┌──

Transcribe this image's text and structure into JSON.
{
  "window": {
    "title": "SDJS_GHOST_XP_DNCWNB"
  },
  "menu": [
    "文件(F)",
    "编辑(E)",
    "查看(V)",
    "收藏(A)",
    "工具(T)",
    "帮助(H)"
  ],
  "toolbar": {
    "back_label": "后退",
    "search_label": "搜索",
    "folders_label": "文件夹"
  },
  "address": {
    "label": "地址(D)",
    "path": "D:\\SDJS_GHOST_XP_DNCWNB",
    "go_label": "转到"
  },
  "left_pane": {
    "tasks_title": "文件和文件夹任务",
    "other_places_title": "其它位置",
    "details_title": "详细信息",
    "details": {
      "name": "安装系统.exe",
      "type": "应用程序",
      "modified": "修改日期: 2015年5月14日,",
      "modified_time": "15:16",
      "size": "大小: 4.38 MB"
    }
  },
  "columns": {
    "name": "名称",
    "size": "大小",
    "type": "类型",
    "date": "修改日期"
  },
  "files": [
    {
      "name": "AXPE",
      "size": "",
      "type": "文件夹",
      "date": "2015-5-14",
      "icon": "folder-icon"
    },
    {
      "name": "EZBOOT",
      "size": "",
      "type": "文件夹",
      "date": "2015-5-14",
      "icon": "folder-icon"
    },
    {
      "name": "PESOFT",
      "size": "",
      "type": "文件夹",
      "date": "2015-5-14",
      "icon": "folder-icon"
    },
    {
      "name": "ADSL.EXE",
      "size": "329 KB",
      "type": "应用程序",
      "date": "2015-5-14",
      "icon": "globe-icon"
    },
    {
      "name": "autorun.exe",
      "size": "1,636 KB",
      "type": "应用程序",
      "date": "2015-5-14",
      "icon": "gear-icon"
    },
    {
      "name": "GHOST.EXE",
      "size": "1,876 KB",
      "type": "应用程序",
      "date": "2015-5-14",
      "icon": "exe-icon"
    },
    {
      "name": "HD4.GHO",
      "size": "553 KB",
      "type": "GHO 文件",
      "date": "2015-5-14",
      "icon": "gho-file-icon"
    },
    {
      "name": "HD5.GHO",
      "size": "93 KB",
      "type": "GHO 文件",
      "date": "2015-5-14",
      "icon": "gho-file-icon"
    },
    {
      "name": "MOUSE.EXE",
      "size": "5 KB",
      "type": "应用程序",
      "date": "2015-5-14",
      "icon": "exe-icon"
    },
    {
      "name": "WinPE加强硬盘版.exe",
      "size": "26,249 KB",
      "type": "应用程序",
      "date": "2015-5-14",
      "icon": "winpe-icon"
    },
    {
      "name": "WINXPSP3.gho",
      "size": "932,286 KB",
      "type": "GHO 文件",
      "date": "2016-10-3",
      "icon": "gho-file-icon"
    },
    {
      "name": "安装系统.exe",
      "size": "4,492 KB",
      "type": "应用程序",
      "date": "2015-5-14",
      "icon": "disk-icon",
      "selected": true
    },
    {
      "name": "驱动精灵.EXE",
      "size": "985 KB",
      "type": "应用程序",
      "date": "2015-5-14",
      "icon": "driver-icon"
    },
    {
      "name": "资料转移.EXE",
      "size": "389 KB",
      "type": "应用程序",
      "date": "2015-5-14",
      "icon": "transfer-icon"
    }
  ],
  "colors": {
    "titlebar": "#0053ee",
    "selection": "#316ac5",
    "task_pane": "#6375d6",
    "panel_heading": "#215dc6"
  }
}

└──

◆ Written request
Every entry must be output again, exactly as written above.

◆ The completed task
Transcribe this image's text and structure into JSON.
{
  "window": {
    "title": "SDJS_GHOST_XP_DNCWNB"
  },
  "menu": [
    "文件(F)",
    "编辑(E)",
    "查看(V)",
    "收藏(A)",
    "工具(T)",
    "帮助(H)"
  ],
  "toolbar": {
    "back_label": "后退",
    "search_label": "搜索",
    "folders_label": "文件夹"
  },
  "address": {
    "label": "地址(D)",
    "path": "D:\\SDJS_GHOST_XP_DNCWNB",
    "go_label": "转到"
  },
  "left_pane": {
    "tasks_title": "文件和文件夹任务",
    "other_places_title": "其它位置",
    "details_title": "详细信息",
    "details": {
      "name": "安装系统.exe",
      "type": "应用程序",
      "modified": "修改日期: 2015年5月14日,",
      "modified_time": "15:16",
      "size": "大小: 4.38 MB"
    }
  },
  "columns": {
    "name": "名称",
    "size": "大小",
    "type": "类型",
    "date": "修改日期"
  },
  "files": [
    {
      "name": "AXPE",
      "size": "",
      "type": "文件夹",
      "date": "2015-5-14",
      "icon": "folder-icon"
    },
    {
      "name": "EZBOOT",
      "size": "",
      "type": "文件夹",
      "date": "2015-5-14",
      "icon": "folder-icon"
    },
    {
      "name": "PESOFT",
      "size": "",
      "type": "文件夹",
      "date": "2015-5-14",
      "icon": "folder-icon"
    },
    {
      "name": "ADSL.EXE",
      "size": "329 KB",
      "type": "应用程序",
      "date": "2015-5-14",
      "icon": "globe-icon"
    },
    {
      "name": "autorun.exe",
      "size": "1,636 KB",
      "type": "应用程序",
      "date": "2015-5-14",
      "icon": "gear-icon"
    },
    {
      "name": "GHOST.EXE",
      "size": "1,876 KB",
      "type": "应用程序",
      "date": "2015-5-14",
      "icon": "exe-icon"
    },
    {
      "name": "HD4.GHO",
      "size": "553 KB",
      "type": "GHO 文件",
      "date": "2015-5-14",
      "icon": "gho-file-icon"
    },
    {
      "name": "HD5.GHO",
      "size": "93 KB",
      "type": "GHO 文件",
      "date": "2015-5-14",
      "icon": "gho-file-icon"
    },
    {
      "name": "MOUSE.EXE",
      "size": "5 KB",
      "type": "应用程序",
      "date": "2015-5-14",
      "icon": "exe-icon"
    },
    {
      "name": "WinPE加强硬盘版.exe",
      "size": "26,249 KB",
      "type": "应用程序",
      "date": "2015-5-14",
      "icon": "winpe-icon"
    },
    {
      "name": "WINXPSP3.gho",
      "size": "932,286 KB",
      "type": "GHO 文件",
      "date": "2016-10-3",
      "icon": "gho-file-icon"
    },
    {
      "name": "安装系统.exe",
      "size": "4,492 KB",
      "type": "应用程序",
      "date": "2015-5-14",
      "icon": "disk-icon",
      "selected": true
    },
    {
      "name": "驱动精灵.EXE",
      "size": "985 KB",
      "type": "应用程序",
      "date": "2015-5-14",
      "icon": "driver-icon"
    },
    {
      "name": "资料转移.EXE",
      "size": "389 KB",
      "type": "应用程序",
      "date": "2015-5-14",
      "icon": "transfer-icon"
    }
  ],
  "colors": {
    "titlebar": "#0053ee",
    "selection": "#316ac5",
    "task_pane": "#6375d6",
    "panel_heading": "#215dc6"
  }
}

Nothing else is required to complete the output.